╭──

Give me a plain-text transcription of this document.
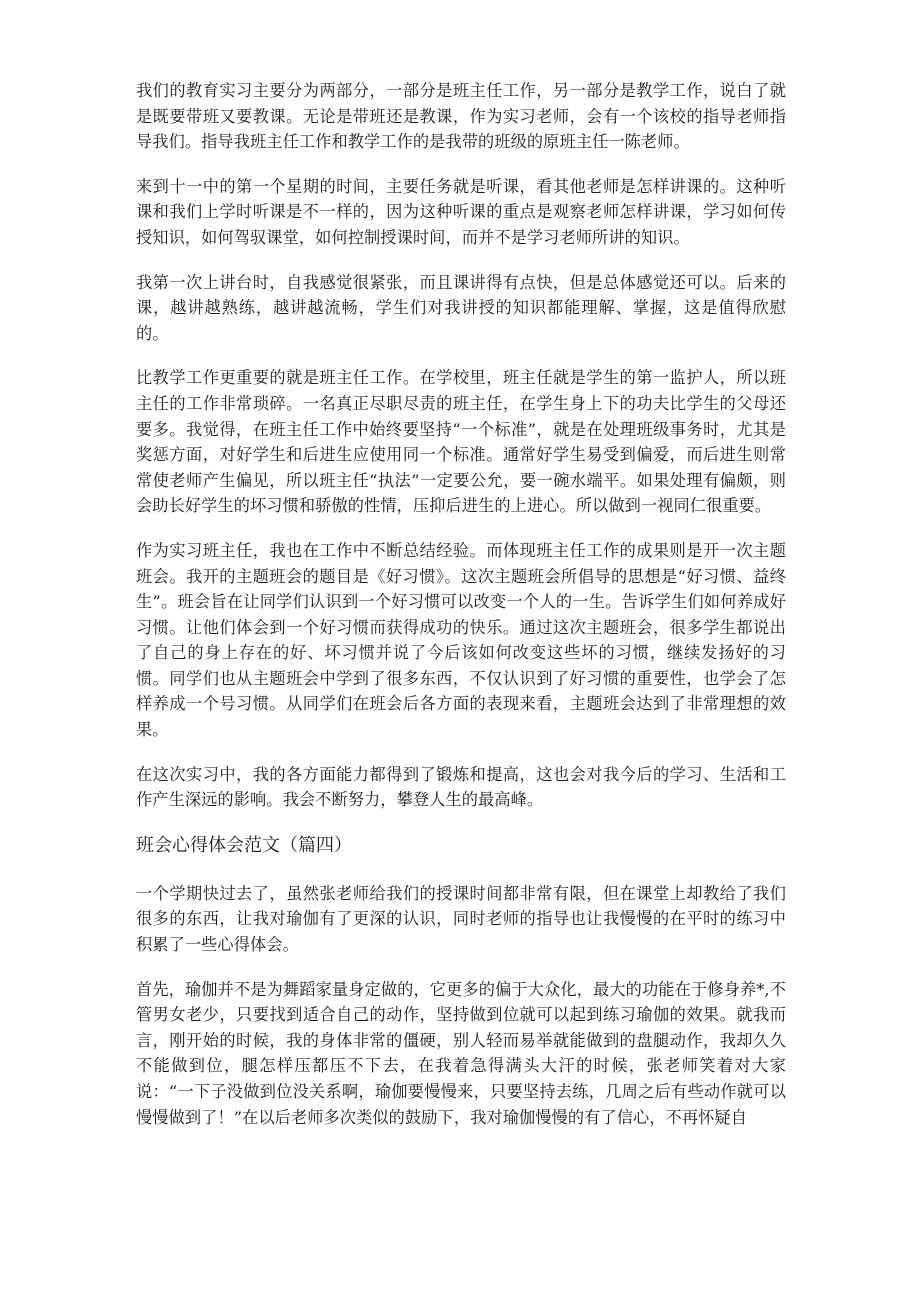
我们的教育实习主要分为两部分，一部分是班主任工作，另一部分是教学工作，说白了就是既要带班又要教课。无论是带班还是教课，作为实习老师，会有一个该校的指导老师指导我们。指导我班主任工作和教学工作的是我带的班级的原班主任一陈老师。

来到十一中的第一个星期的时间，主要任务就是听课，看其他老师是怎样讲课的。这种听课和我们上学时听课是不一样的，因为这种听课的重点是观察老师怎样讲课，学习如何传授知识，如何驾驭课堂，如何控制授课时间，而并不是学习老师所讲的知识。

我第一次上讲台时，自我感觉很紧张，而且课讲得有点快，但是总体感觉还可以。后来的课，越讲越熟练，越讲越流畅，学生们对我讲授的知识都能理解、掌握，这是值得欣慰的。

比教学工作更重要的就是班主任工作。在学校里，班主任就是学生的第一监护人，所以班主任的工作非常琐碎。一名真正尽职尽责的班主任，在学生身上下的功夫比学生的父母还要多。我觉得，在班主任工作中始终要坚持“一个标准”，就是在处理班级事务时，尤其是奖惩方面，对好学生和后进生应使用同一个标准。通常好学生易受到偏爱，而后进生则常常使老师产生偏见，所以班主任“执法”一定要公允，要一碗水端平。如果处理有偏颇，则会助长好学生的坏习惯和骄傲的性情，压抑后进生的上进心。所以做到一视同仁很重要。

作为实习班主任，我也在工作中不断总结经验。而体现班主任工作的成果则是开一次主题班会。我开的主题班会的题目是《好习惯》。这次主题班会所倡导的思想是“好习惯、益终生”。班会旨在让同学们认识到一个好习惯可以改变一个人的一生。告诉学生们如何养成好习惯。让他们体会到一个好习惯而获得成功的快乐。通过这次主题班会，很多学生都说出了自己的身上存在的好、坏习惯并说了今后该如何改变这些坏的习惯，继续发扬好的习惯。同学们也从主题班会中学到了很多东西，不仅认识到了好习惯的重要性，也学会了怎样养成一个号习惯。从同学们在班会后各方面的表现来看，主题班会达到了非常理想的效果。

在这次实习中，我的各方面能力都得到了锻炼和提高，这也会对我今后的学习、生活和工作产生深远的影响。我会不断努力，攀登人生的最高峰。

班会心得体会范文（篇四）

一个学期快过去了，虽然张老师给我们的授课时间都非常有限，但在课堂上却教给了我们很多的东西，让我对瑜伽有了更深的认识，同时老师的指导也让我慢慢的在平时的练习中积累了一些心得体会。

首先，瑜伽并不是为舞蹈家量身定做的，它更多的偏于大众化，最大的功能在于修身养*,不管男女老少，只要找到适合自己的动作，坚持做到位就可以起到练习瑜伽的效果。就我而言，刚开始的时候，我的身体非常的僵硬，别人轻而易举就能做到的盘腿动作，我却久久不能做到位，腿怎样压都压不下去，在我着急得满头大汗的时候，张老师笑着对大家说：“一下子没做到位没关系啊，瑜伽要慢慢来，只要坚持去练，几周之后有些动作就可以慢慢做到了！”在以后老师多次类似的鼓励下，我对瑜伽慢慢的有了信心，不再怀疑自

╰──

• _Directive_
Repeat the listing in full and exactly. Do not include any images.

• _Solution to this task_
Give me a plain-text transcription of this document.
我们的教育实习主要分为两部分，一部分是班主任工作，另一部分是教学工作，说白了就是既要带班又要教课。无论是带班还是教课，作为实习老师，会有一个该校的指导老师指导我们。指导我班主任工作和教学工作的是我带的班级的原班主任一陈老师。

来到十一中的第一个星期的时间，主要任务就是听课，看其他老师是怎样讲课的。这种听课和我们上学时听课是不一样的，因为这种听课的重点是观察老师怎样讲课，学习如何传授知识，如何驾驭课堂，如何控制授课时间，而并不是学习老师所讲的知识。

我第一次上讲台时，自我感觉很紧张，而且课讲得有点快，但是总体感觉还可以。后来的课，越讲越熟练，越讲越流畅，学生们对我讲授的知识都能理解、掌握，这是值得欣慰的。

比教学工作更重要的就是班主任工作。在学校里，班主任就是学生的第一监护人，所以班主任的工作非常琐碎。一名真正尽职尽责的班主任，在学生身上下的功夫比学生的父母还要多。我觉得，在班主任工作中始终要坚持“一个标准”，就是在处理班级事务时，尤其是奖惩方面，对好学生和后进生应使用同一个标准。通常好学生易受到偏爱，而后进生则常常使老师产生偏见，所以班主任“执法”一定要公允，要一碗水端平。如果处理有偏颇，则会助长好学生的坏习惯和骄傲的性情，压抑后进生的上进心。所以做到一视同仁很重要。

作为实习班主任，我也在工作中不断总结经验。而体现班主任工作的成果则是开一次主题班会。我开的主题班会的题目是《好习惯》。这次主题班会所倡导的思想是“好习惯、益终生”。班会旨在让同学们认识到一个好习惯可以改变一个人的一生。告诉学生们如何养成好习惯。让他们体会到一个好习惯而获得成功的快乐。通过这次主题班会，很多学生都说出了自己的身上存在的好、坏习惯并说了今后该如何改变这些坏的习惯，继续发扬好的习惯。同学们也从主题班会中学到了很多东西，不仅认识到了好习惯的重要性，也学会了怎样养成一个号习惯。从同学们在班会后各方面的表现来看，主题班会达到了非常理想的效果。

在这次实习中，我的各方面能力都得到了锻炼和提高，这也会对我今后的学习、生活和工作产生深远的影响。我会不断努力，攀登人生的最高峰。

班会心得体会范文（篇四）

一个学期快过去了，虽然张老师给我们的授课时间都非常有限，但在课堂上却教给了我们很多的东西，让我对瑜伽有了更深的认识，同时老师的指导也让我慢慢的在平时的练习中积累了一些心得体会。

首先，瑜伽并不是为舞蹈家量身定做的，它更多的偏于大众化，最大的功能在于修身养*,不管男女老少，只要找到适合自己的动作，坚持做到位就可以起到练习瑜伽的效果。就我而言，刚开始的时候，我的身体非常的僵硬，别人轻而易举就能做到的盘腿动作，我却久久不能做到位，腿怎样压都压不下去，在我着急得满头大汗的时候，张老师笑着对大家说：“一下子没做到位没关系啊，瑜伽要慢慢来，只要坚持去练，几周之后有些动作就可以慢慢做到了！”在以后老师多次类似的鼓励下，我对瑜伽慢慢的有了信心，不再怀疑自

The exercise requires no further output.